##### The input #####
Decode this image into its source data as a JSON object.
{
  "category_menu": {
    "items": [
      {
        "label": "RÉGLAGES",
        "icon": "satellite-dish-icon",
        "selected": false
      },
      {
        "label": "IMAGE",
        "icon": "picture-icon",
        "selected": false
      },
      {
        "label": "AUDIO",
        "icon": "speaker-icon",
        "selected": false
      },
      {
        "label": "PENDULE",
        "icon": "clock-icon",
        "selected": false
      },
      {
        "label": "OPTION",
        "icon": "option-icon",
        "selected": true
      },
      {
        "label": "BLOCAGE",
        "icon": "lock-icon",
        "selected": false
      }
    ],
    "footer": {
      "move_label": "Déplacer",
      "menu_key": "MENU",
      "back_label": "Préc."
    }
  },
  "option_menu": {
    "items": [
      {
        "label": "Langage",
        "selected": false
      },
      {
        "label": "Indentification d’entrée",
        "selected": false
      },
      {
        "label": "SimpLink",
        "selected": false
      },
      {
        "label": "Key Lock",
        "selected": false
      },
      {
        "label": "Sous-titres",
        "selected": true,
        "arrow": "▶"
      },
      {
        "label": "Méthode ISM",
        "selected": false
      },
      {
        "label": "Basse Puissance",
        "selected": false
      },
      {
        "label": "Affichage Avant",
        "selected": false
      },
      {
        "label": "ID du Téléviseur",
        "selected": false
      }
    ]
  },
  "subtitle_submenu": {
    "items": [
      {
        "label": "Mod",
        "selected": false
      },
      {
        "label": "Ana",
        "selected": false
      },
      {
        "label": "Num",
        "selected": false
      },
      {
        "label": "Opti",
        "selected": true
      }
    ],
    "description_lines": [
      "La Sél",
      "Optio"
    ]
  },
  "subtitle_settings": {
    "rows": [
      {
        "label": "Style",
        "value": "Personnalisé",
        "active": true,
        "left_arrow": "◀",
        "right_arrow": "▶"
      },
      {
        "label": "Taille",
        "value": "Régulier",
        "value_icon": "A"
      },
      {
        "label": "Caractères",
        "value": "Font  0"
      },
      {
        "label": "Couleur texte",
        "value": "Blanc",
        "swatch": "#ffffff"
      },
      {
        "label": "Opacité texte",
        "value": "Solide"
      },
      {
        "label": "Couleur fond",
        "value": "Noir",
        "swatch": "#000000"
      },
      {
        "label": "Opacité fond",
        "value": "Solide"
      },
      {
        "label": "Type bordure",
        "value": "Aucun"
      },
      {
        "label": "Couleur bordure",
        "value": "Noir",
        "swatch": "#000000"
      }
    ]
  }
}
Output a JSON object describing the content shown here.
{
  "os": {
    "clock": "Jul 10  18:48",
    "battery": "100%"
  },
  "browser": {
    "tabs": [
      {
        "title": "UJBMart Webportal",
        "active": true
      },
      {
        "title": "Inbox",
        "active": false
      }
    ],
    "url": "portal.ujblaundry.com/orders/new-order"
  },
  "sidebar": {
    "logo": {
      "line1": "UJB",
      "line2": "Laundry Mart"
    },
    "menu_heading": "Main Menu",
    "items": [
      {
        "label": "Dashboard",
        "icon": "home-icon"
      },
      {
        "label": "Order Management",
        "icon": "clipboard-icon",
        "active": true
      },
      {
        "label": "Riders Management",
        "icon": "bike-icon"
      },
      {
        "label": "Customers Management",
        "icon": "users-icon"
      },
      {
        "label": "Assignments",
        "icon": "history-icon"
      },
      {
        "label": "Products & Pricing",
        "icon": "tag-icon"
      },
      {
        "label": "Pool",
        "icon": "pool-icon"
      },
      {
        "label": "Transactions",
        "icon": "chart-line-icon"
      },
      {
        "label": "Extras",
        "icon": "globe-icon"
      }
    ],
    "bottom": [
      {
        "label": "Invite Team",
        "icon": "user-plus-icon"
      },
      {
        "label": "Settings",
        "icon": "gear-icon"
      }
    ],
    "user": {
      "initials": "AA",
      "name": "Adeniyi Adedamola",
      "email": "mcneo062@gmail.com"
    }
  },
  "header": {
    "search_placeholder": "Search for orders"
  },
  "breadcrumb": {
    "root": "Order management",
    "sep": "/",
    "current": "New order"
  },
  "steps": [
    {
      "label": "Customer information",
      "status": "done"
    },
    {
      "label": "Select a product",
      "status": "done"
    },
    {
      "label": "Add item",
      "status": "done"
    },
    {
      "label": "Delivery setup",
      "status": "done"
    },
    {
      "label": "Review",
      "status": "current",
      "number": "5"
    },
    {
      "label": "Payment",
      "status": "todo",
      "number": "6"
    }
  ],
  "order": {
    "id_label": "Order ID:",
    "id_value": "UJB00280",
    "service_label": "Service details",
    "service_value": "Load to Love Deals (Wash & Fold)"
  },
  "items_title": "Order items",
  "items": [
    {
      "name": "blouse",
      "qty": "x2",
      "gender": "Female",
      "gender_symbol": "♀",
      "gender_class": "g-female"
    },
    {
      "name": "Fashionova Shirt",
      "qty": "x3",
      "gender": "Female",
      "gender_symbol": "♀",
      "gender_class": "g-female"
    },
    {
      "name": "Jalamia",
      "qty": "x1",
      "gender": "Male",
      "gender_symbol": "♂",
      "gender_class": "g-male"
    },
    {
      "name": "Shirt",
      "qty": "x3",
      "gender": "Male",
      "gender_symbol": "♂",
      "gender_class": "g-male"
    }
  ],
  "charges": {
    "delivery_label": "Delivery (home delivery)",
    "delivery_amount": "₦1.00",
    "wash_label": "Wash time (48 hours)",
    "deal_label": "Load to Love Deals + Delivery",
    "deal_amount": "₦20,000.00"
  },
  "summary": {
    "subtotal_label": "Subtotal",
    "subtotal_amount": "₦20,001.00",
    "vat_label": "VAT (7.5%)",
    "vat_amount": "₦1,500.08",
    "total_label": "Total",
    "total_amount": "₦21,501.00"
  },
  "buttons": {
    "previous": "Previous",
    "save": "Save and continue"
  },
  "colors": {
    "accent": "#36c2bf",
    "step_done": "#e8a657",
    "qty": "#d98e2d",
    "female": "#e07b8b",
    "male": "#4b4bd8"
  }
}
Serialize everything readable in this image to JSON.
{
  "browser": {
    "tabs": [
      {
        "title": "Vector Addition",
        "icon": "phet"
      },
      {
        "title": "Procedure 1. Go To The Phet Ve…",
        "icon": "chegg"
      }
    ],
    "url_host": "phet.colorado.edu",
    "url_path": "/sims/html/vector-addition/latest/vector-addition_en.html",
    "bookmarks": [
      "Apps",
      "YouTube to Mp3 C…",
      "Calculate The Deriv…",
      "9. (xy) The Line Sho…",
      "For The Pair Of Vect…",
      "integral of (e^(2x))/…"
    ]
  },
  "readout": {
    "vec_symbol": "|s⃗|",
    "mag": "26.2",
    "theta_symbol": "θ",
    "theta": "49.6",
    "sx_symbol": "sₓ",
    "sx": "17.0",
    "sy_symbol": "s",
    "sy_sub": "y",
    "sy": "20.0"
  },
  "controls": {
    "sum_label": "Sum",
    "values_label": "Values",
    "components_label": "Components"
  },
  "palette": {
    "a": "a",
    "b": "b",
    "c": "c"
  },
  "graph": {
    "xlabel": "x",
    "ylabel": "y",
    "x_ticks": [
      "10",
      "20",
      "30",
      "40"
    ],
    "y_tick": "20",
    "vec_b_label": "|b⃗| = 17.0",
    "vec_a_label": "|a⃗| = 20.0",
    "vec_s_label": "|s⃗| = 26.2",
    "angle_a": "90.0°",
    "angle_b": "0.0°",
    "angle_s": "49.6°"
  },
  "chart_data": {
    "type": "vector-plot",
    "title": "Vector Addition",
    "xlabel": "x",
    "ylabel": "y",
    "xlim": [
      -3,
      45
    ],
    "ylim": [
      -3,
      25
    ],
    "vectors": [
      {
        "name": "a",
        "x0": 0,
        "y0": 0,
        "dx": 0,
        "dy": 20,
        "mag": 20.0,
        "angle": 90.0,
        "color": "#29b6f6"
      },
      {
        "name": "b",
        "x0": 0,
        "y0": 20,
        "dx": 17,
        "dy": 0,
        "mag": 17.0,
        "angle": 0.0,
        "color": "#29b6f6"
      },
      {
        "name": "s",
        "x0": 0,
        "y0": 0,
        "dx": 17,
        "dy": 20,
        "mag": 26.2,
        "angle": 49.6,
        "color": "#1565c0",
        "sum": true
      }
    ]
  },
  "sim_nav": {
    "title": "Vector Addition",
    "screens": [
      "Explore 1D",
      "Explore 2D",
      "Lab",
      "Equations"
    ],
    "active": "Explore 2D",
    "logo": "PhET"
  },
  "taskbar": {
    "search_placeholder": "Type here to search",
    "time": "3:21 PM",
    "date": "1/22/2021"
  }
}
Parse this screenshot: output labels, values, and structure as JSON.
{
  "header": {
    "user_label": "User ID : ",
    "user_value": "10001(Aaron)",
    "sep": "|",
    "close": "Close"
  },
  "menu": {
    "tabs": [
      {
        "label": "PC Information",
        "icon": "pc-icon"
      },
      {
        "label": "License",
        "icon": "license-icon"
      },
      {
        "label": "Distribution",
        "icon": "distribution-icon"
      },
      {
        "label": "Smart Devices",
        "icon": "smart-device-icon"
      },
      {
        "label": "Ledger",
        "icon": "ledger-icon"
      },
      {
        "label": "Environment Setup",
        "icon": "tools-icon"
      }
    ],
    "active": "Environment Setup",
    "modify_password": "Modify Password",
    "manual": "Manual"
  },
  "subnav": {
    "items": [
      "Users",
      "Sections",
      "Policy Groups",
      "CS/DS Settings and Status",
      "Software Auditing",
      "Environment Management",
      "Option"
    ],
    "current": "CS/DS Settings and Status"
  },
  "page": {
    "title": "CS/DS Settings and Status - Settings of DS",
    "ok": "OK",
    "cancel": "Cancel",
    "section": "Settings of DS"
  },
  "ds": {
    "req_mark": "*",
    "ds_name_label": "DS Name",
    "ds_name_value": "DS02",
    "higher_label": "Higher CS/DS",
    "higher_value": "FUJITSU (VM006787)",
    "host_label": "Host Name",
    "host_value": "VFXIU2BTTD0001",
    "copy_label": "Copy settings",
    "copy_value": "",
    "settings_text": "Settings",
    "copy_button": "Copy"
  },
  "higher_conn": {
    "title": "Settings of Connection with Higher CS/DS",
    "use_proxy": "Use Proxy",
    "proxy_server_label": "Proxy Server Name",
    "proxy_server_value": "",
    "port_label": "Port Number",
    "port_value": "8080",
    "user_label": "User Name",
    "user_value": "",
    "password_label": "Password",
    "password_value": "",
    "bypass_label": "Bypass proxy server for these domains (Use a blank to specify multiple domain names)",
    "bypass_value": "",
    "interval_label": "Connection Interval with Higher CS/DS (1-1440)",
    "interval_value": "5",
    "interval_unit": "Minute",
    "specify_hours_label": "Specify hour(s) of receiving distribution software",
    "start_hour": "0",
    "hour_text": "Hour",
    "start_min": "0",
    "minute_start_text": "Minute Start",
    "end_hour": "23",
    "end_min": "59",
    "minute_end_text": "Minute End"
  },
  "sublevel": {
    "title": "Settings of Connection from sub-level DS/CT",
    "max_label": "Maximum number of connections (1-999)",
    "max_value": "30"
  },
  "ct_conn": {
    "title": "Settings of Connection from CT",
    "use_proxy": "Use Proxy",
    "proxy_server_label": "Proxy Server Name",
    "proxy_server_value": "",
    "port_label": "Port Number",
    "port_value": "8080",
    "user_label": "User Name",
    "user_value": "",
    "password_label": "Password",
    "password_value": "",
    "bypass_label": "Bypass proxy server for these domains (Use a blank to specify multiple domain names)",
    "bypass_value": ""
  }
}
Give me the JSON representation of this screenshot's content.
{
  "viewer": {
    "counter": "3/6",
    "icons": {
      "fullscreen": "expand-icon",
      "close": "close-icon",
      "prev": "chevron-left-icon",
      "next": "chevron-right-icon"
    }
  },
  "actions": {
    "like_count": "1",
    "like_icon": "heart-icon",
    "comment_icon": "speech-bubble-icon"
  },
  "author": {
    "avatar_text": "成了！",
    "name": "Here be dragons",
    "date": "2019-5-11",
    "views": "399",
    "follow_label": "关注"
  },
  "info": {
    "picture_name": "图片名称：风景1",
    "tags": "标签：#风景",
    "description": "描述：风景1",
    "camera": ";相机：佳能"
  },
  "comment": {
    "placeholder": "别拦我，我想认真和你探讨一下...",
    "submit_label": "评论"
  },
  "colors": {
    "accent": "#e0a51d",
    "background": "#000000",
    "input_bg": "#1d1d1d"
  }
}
#####
Show all lines in the entries above where the word "Love" appears.

    "service_value": "Load to Love Deals (Wash & Fold)"
    "deal_label": "Load to Love Deals + Delivery",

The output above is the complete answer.